▶ Aim of the task
Copy out each line featuring the string "addition" from the entries beneath.

▶ Rows

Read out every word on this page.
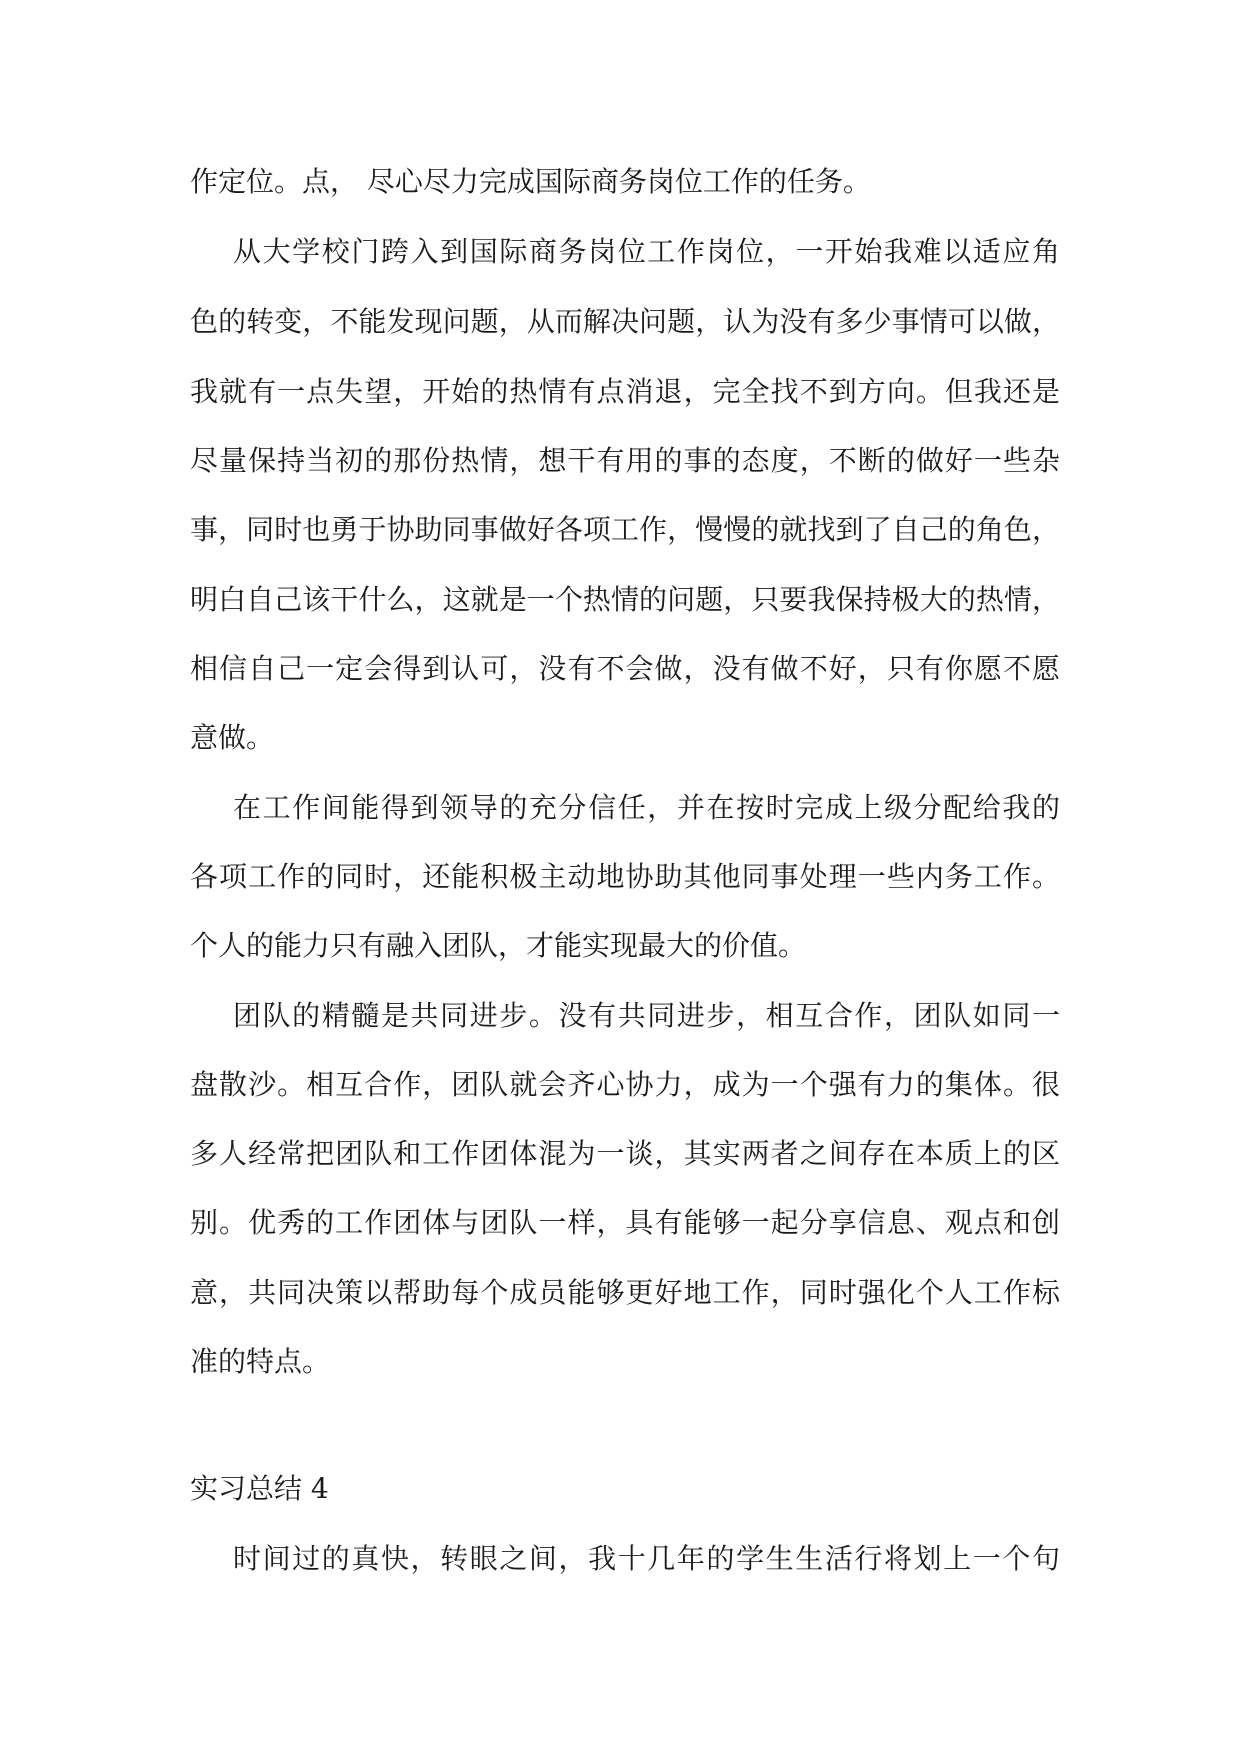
作定位。点， 尽心尽力完成国际商务岗位工作的任务。
从大学校门跨入到国际商务岗位工作岗位，一开始我难以适应角
色的转变，不能发现问题，从而解决问题，认为没有多少事情可以做，
我就有一点失望，开始的热情有点消退，完全找不到方向。但我还是
尽量保持当初的那份热情，想干有用的事的态度，不断的做好一些杂
事，同时也勇于协助同事做好各项工作，慢慢的就找到了自己的角色，
明白自己该干什么，这就是一个热情的问题，只要我保持极大的热情，
相信自己一定会得到认可，没有不会做，没有做不好，只有你愿不愿
意做。
在工作间能得到领导的充分信任，并在按时完成上级分配给我的
各项工作的同时，还能积极主动地协助其他同事处理一些内务工作。
个人的能力只有融入团队，才能实现最大的价值。
团队的精髓是共同进步。没有共同进步，相互合作，团队如同一
盘散沙。相互合作，团队就会齐心协力，成为一个强有力的集体。很
多人经常把团队和工作团体混为一谈，其实两者之间存在本质上的区
别。优秀的工作团体与团队一样，具有能够一起分享信息、观点和创
意，共同决策以帮助每个成员能够更好地工作，同时强化个人工作标
准的特点。
实习总结 4
时间过的真快，转眼之间，我十几年的学生生活行将划上一个句
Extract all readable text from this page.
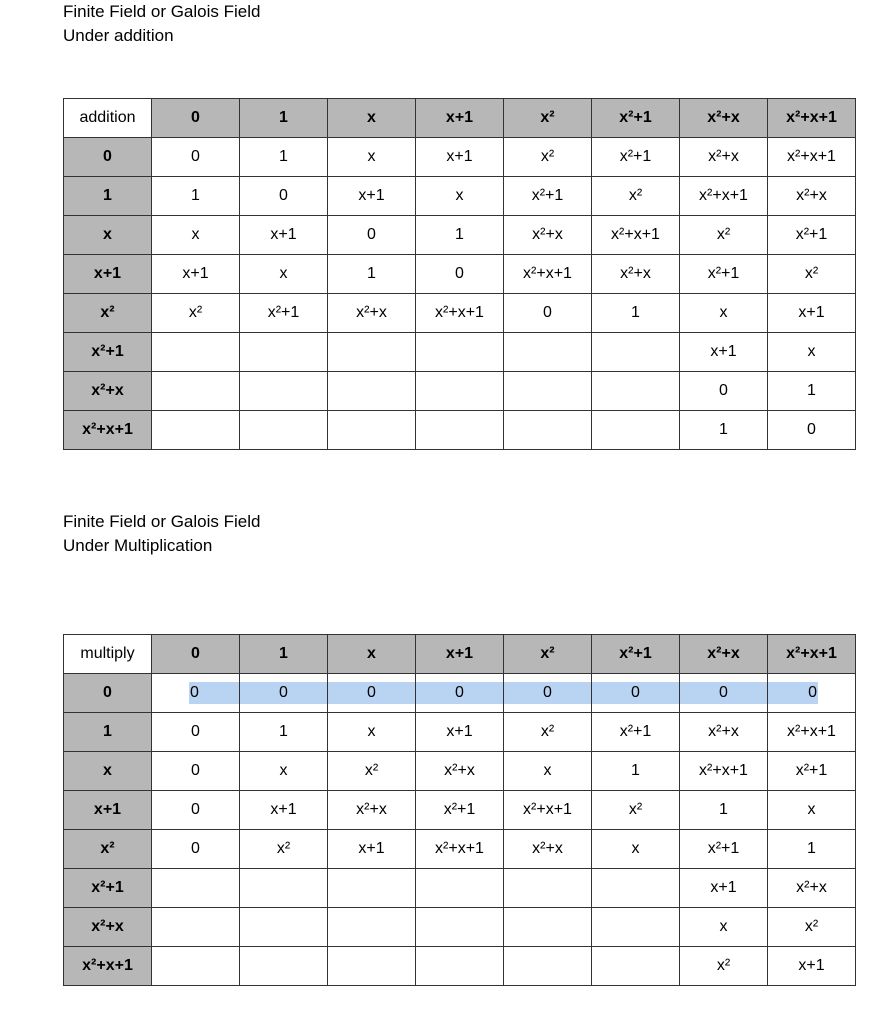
Finite Field or Galois Field
Under addition
addition	0	1	x	x+1	x²	x²+1	x²+x	x²+x+1
0	0	1	x	x+1	x²	x²+1	x²+x	x²+x+1
1	1	0	x+1	x	x²+1	x²	x²+x+1	x²+x
x	x	x+1	0	1	x²+x	x²+x+1	x²	x²+1
x+1	x+1	x	1	0	x²+x+1	x²+x	x²+1	x²
x²	x²	x²+1	x²+x	x²+x+1	0	1	x	x+1
x²+1							x+1	x
x²+x							0	1
x²+x+1							1	0
Finite Field or Galois Field
Under Multiplication
multiply	0	1	x	x+1	x²	x²+1	x²+x	x²+x+1
0	0	0	0	0	0	0	0	0

1	0	1	x	x+1	x²	x²+1	x²+x	x²+x+1
x	0	x	x²	x²+x	x	1	x²+x+1	x²+1
x+1	0	x+1	x²+x	x²+1	x²+x+1	x²	1	x
x²	0	x²	x+1	x²+x+1	x²+x	x	x²+1	1
x²+1							x+1	x²+x
x²+x							x	x²
x²+x+1							x²	x+1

▶ Result
Under addition
addition	0	1	x	x+1	x²	x²+1	x²+x	x²+x+1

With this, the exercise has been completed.